ENTRIES:
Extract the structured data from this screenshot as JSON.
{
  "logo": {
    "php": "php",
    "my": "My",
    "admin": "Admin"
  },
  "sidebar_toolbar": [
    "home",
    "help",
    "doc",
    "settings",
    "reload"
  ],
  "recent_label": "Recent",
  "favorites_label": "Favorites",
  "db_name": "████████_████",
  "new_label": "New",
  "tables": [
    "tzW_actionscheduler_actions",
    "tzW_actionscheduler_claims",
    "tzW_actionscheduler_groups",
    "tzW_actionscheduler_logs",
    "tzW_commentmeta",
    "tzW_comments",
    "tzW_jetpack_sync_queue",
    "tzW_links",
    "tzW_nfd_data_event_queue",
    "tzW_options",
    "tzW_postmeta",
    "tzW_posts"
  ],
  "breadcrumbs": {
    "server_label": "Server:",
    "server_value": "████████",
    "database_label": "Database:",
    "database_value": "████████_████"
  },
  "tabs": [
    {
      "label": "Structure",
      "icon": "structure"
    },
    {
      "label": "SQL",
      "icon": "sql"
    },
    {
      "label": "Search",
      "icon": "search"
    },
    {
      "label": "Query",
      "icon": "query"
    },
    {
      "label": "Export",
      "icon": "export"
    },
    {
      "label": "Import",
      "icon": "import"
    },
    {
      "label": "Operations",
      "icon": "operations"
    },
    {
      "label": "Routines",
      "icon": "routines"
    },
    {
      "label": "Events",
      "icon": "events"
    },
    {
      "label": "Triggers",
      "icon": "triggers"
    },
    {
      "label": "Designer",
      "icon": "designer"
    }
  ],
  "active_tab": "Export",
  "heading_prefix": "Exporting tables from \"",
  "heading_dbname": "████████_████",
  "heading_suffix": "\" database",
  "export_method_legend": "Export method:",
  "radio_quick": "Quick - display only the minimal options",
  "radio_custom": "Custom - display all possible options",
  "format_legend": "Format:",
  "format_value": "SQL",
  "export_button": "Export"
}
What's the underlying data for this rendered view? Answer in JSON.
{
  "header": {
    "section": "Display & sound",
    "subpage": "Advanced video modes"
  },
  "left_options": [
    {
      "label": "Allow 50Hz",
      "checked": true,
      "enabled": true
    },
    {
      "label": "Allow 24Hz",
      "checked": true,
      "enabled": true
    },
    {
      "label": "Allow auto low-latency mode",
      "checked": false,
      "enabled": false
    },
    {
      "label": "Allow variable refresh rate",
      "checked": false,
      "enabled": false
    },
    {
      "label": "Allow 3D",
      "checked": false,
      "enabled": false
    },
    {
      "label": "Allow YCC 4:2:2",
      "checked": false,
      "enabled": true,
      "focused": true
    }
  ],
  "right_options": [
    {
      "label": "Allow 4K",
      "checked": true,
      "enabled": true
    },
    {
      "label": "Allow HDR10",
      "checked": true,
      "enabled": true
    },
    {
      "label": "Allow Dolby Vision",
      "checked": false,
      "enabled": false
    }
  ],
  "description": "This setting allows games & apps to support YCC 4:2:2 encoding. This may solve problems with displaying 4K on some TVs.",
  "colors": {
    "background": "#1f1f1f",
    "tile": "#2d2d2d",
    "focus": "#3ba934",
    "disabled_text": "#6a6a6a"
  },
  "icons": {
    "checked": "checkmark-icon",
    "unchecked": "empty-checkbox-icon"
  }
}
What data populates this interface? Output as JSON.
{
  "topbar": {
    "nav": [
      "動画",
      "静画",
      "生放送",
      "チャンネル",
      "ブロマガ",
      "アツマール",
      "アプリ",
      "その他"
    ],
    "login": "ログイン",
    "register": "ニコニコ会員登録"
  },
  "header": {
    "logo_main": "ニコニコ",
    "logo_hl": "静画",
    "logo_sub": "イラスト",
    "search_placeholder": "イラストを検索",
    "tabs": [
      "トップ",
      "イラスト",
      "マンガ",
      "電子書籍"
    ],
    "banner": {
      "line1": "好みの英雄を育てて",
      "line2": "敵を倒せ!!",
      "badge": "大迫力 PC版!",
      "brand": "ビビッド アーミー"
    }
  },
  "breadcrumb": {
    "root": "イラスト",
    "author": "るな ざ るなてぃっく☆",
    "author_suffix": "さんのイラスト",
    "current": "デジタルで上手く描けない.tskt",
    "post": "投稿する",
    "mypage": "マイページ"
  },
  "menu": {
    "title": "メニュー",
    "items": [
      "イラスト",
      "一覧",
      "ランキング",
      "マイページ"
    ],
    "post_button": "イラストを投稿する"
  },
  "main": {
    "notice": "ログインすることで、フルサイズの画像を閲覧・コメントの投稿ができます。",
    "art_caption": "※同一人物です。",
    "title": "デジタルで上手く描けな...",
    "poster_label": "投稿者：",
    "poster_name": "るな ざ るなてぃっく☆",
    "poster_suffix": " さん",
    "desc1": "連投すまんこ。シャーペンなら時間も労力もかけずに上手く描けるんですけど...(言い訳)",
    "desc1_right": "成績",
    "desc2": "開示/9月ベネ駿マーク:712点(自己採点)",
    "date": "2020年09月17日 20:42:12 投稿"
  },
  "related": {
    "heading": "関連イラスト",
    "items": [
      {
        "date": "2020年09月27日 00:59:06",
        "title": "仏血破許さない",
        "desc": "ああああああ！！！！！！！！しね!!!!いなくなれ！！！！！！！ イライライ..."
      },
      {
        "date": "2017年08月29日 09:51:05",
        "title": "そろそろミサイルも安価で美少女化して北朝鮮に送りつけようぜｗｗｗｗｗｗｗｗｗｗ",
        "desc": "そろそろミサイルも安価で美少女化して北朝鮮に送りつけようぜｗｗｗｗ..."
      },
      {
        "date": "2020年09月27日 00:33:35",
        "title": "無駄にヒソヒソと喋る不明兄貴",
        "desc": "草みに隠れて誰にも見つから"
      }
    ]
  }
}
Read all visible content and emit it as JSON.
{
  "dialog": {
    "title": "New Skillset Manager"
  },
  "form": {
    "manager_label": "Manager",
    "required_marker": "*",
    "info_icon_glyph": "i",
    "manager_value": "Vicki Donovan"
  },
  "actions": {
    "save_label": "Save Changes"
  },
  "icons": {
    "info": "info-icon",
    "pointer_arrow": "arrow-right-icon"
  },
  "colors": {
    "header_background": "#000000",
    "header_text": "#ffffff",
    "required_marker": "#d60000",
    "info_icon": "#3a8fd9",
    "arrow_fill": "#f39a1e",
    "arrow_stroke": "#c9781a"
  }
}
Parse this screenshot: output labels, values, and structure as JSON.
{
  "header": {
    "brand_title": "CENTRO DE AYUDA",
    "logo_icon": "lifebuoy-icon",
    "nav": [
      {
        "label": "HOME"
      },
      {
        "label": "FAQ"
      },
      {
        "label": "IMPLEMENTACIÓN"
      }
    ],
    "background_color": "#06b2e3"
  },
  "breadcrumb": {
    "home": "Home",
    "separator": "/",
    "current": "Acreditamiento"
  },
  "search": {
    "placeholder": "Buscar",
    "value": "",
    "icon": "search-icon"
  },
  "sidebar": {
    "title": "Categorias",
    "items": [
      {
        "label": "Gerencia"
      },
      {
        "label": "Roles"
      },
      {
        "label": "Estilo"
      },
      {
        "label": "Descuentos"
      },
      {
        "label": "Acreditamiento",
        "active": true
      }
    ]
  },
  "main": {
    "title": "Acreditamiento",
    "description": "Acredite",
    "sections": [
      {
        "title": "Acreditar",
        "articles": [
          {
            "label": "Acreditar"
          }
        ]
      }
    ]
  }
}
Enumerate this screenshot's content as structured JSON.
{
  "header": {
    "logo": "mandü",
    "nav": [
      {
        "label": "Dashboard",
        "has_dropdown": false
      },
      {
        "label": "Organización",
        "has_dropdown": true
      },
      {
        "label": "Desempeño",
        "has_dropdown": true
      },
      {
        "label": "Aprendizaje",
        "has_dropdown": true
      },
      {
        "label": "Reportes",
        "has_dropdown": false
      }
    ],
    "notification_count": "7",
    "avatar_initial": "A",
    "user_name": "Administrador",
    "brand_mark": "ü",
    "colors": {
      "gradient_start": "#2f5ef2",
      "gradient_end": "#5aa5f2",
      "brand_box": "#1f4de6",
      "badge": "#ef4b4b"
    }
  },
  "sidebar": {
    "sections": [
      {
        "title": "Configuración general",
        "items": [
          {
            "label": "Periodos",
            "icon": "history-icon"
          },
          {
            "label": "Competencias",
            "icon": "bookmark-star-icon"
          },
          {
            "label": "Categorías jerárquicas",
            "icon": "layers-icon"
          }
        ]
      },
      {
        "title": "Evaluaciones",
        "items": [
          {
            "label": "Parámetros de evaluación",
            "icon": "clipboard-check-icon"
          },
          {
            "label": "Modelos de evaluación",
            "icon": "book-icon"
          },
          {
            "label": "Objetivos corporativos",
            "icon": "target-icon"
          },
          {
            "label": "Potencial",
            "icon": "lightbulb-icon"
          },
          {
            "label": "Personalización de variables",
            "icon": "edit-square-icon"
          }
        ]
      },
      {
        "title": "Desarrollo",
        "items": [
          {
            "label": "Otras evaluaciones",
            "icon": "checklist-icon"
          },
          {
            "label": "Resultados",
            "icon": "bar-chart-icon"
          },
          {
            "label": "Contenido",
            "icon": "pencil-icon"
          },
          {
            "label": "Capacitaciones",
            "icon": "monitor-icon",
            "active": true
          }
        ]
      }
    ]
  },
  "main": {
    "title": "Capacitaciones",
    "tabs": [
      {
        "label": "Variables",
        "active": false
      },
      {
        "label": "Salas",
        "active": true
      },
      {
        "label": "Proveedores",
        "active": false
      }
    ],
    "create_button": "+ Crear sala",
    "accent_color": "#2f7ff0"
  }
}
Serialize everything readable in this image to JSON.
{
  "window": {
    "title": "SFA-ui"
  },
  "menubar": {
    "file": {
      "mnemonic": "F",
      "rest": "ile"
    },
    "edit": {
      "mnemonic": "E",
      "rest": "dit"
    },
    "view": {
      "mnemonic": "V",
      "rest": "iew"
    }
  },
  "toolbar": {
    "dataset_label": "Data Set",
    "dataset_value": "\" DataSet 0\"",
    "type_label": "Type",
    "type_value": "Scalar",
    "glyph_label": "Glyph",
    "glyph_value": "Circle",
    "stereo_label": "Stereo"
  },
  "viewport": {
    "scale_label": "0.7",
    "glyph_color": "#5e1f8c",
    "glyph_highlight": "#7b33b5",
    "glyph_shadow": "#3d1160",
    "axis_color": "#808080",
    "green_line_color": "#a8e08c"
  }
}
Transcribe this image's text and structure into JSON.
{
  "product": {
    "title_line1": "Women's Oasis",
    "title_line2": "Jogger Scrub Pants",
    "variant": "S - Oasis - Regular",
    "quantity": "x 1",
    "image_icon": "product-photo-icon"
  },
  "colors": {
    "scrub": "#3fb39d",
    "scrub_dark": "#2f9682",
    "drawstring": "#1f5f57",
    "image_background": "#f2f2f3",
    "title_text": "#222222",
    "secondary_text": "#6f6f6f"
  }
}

EXERCISE AIM:
Identify every line where the string "evaluación" appears.

RESULT FOR THIS TASK:
            "label": "Parámetros de evaluación",
            "label": "Modelos de evaluación",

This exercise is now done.